WHAT YOU WILL DO -> Pull each line holding "value" out of the entries below.
### INFORMATION PROVIDED ###
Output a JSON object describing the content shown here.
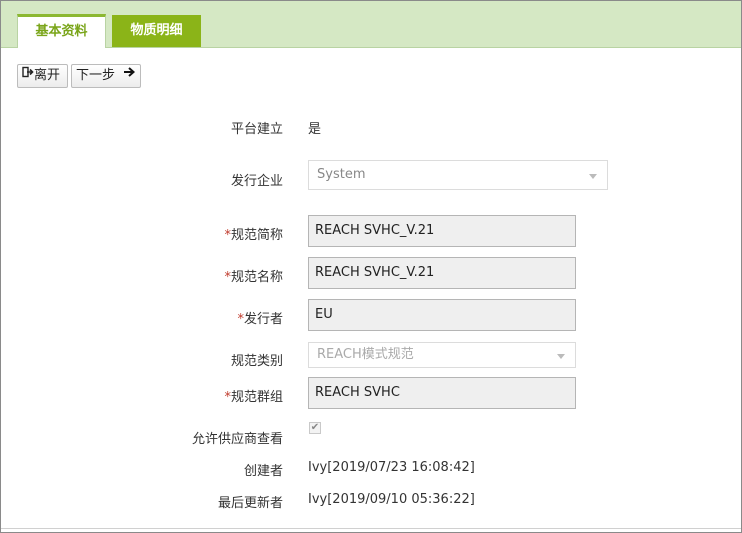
{
  "tabs": [
    {
      "label": "基本资料",
      "active": true
    },
    {
      "label": "物质明细",
      "active": false
    }
  ],
  "toolbar": {
    "leave_label": "离开",
    "next_label": "下一步"
  },
  "form": {
    "platform_created": {
      "label": "平台建立",
      "value": "是"
    },
    "issuing_company": {
      "label": "发行企业",
      "value": "System"
    },
    "spec_short_name": {
      "label": "规范简称",
      "required_mark": "*",
      "value": "REACH SVHC_V.21"
    },
    "spec_name": {
      "label": "规范名称",
      "required_mark": "*",
      "value": "REACH SVHC_V.21"
    },
    "issuer": {
      "label": "发行者",
      "required_mark": "*",
      "value": "EU"
    },
    "spec_category": {
      "label": "规范类别",
      "value": "REACH模式规范"
    },
    "spec_group": {
      "label": "规范群组",
      "required_mark": "*",
      "value": "REACH SVHC"
    },
    "allow_supplier_view": {
      "label": "允许供应商查看",
      "checked": true
    },
    "creator": {
      "label": "创建者",
      "value": "Ivy[2019/07/23 16:08:42]"
    },
    "last_updater": {
      "label": "最后更新者",
      "value": "Ivy[2019/09/10 05:36:22]"
    }
  },
  "colors": {
    "tabbar_bg": "#d5e8c4",
    "active_tab_text": "#7aa51a",
    "inactive_tab_bg": "#8bb418",
    "required_mark": "#c0392b"
  }
}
###
FULL ANSWER ->
      "value": "是"
      "value": "System"
      "value": "REACH SVHC_V.21"
      "value": "REACH SVHC_V.21"
      "value": "EU"
      "value": "REACH模式规范"
      "value": "REACH SVHC"
      "value": "Ivy[2019/07/23 16:08:42]"
      "value": "Ivy[2019/09/10 05:36:22]"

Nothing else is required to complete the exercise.